> [Required task]:
Identify all lines in the listing that include the word "type", and copy them out.

> [Supplied records]:
* start *

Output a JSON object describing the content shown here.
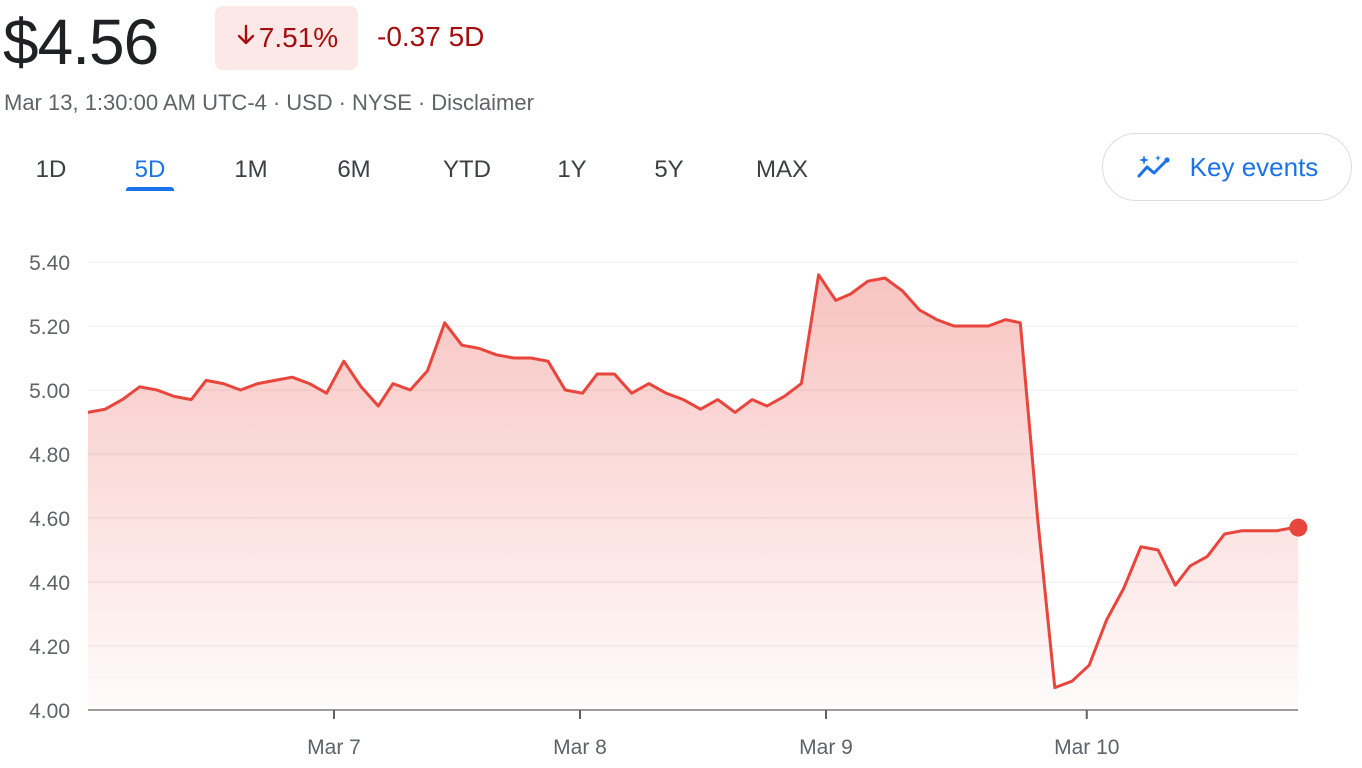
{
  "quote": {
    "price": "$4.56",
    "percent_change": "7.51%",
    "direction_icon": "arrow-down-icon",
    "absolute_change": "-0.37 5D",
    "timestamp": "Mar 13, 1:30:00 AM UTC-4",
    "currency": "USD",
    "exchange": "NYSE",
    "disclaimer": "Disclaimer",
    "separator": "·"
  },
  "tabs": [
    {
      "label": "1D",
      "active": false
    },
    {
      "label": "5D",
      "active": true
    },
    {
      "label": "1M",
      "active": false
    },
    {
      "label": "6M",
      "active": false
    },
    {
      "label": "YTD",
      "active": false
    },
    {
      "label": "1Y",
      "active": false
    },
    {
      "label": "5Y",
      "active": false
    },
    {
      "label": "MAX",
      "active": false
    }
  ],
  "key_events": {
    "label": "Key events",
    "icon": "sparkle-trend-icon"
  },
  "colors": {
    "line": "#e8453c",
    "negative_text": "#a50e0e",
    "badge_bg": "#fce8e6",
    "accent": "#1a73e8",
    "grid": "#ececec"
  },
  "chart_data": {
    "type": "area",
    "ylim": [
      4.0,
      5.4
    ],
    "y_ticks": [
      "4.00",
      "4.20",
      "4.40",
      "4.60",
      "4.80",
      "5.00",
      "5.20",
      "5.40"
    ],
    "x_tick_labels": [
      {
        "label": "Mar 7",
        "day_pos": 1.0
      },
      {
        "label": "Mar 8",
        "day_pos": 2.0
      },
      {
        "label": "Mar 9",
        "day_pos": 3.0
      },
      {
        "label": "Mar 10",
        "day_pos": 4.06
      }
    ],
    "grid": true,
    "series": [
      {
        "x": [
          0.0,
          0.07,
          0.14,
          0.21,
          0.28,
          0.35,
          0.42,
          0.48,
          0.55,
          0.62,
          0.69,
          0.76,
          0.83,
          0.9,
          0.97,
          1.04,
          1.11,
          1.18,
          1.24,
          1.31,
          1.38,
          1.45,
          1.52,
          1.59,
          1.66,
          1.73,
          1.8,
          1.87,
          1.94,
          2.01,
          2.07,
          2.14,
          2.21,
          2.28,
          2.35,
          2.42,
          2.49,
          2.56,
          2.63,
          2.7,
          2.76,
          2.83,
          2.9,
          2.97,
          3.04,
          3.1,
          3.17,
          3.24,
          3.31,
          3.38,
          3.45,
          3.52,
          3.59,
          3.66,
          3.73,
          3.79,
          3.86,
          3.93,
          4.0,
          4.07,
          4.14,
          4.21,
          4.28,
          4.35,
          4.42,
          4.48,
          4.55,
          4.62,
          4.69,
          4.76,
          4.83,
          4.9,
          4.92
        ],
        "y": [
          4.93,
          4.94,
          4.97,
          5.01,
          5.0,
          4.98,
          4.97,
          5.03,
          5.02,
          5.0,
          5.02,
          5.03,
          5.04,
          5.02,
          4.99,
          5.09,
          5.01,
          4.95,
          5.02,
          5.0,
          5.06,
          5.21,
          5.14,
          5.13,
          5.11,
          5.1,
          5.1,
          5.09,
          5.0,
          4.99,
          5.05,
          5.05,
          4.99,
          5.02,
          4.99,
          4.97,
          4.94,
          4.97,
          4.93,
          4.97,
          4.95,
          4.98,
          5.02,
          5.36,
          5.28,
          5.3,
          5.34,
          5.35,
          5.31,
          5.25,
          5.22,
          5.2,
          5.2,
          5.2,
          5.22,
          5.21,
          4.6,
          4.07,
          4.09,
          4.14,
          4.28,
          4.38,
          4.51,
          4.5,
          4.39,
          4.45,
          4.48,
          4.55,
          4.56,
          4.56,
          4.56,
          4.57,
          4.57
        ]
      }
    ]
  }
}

* end *
* start *

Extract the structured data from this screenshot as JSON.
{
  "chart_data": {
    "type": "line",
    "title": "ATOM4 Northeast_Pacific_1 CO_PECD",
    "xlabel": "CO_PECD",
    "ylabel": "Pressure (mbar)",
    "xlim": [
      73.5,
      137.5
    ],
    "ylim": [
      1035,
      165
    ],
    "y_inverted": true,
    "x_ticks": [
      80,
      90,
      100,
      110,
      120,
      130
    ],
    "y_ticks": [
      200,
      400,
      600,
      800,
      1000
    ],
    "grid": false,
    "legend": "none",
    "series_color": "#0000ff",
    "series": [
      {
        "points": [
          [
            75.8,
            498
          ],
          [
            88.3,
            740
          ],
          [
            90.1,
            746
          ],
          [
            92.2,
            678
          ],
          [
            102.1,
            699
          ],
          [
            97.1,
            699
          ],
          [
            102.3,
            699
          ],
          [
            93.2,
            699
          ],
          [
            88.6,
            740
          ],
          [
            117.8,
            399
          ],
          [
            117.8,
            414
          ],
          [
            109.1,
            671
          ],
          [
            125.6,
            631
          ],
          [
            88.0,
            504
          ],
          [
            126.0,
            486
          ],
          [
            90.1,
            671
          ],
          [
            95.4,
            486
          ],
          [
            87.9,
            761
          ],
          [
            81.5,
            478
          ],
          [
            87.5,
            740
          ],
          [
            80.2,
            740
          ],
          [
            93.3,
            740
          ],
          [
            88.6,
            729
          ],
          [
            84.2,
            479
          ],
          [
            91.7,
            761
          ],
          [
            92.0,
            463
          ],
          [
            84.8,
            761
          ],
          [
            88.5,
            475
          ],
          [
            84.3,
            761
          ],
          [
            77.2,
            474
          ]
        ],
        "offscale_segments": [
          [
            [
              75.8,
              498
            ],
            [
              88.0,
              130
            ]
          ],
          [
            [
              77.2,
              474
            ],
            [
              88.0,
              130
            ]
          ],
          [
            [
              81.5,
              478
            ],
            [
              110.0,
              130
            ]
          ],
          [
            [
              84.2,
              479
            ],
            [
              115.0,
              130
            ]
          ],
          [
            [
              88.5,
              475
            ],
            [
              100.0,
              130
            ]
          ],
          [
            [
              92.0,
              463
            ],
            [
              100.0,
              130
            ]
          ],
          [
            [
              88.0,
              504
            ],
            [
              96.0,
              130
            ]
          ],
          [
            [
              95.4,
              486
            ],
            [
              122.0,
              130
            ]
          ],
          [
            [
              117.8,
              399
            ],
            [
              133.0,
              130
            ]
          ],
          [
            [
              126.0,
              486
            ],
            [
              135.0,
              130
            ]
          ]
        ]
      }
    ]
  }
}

* end *
* start *

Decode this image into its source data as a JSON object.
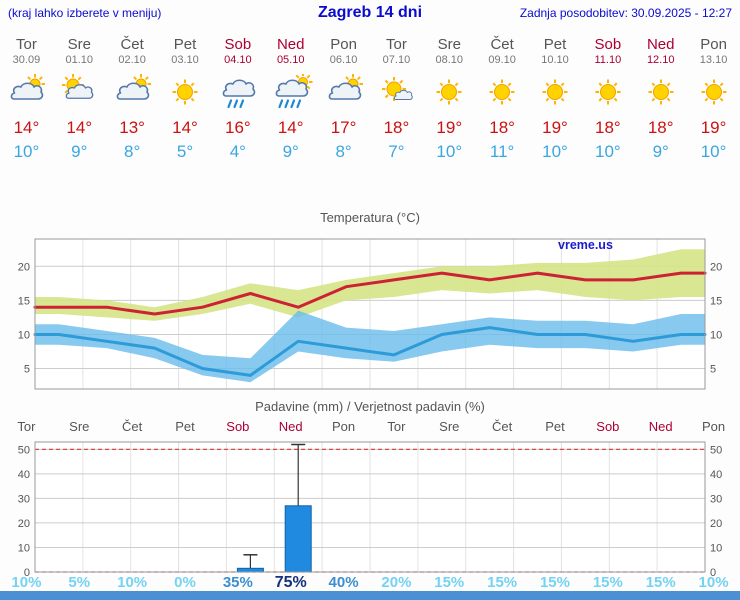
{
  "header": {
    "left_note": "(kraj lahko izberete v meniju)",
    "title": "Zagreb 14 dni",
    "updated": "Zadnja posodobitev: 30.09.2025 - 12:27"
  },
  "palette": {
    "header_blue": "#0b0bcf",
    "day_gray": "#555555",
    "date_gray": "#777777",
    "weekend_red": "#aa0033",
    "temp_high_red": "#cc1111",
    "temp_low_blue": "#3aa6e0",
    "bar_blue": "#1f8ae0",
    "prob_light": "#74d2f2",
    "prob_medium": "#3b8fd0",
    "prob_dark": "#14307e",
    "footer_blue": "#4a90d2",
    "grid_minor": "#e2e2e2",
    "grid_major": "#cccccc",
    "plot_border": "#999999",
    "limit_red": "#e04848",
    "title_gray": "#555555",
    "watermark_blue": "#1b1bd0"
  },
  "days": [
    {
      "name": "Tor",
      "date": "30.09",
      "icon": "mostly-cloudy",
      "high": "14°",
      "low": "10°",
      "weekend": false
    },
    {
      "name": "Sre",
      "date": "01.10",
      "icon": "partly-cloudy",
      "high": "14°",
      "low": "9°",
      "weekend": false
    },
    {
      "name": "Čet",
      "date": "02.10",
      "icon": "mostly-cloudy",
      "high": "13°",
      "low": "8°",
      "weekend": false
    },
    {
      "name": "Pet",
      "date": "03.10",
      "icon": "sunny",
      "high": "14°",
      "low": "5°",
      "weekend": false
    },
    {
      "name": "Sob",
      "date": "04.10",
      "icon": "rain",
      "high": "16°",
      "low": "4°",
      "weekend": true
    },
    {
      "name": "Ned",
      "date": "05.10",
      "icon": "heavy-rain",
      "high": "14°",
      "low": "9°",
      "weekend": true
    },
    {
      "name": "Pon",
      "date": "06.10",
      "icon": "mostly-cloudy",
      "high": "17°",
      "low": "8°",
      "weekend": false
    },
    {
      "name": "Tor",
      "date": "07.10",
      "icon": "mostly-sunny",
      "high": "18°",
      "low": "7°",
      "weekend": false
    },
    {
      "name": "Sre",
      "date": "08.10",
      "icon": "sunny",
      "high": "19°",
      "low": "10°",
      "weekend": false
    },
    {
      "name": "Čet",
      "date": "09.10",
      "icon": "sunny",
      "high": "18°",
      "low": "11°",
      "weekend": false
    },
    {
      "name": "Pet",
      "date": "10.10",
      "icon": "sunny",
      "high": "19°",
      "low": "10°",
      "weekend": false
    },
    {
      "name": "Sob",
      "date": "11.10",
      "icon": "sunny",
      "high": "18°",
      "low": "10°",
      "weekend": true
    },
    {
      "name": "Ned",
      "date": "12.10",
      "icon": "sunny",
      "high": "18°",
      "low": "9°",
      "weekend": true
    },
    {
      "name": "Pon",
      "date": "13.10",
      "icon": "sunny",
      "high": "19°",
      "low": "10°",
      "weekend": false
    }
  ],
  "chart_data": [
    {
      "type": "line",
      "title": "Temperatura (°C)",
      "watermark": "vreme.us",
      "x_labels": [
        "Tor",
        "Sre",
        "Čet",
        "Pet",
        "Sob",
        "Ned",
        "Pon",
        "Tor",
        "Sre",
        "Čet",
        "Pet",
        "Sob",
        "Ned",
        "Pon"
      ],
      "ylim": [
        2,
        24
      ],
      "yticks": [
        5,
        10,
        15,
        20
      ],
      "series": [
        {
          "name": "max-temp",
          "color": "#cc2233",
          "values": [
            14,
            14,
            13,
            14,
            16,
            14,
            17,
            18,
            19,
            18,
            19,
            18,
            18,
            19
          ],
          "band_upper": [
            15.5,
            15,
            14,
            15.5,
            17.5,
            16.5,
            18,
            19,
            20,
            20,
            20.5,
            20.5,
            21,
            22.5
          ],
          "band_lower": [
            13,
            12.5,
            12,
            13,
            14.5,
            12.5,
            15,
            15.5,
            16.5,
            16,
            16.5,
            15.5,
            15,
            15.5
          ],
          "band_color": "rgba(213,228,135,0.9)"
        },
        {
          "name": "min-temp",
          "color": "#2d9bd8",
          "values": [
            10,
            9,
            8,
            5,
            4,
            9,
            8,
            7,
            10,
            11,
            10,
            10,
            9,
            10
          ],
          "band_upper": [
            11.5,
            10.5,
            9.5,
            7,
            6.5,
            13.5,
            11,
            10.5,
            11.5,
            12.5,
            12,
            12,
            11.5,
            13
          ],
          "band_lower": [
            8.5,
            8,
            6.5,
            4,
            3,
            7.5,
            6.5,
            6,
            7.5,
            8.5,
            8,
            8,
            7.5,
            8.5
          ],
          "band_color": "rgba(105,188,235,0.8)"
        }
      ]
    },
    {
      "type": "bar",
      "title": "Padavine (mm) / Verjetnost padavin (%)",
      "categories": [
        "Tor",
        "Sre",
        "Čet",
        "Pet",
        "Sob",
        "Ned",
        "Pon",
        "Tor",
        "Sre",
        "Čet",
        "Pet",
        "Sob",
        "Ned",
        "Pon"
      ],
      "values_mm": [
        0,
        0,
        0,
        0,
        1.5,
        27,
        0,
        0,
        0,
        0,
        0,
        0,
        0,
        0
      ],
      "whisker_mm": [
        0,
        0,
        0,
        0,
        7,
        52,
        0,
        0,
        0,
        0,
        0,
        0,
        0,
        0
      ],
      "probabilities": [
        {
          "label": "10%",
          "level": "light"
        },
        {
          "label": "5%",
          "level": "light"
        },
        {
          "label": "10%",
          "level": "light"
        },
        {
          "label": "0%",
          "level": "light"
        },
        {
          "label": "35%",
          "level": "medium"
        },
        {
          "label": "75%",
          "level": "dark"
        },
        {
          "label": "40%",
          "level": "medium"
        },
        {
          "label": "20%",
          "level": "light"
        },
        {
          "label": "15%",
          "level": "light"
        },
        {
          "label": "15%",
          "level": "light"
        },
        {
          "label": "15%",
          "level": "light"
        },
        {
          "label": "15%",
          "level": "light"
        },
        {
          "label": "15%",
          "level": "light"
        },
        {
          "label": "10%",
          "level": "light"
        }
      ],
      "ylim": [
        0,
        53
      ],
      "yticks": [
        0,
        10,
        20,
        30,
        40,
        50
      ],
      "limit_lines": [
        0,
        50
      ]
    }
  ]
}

* end *

> [Response]:
    "type": "area",
    "type": "line",
      "type": "line",
      "type": "bar",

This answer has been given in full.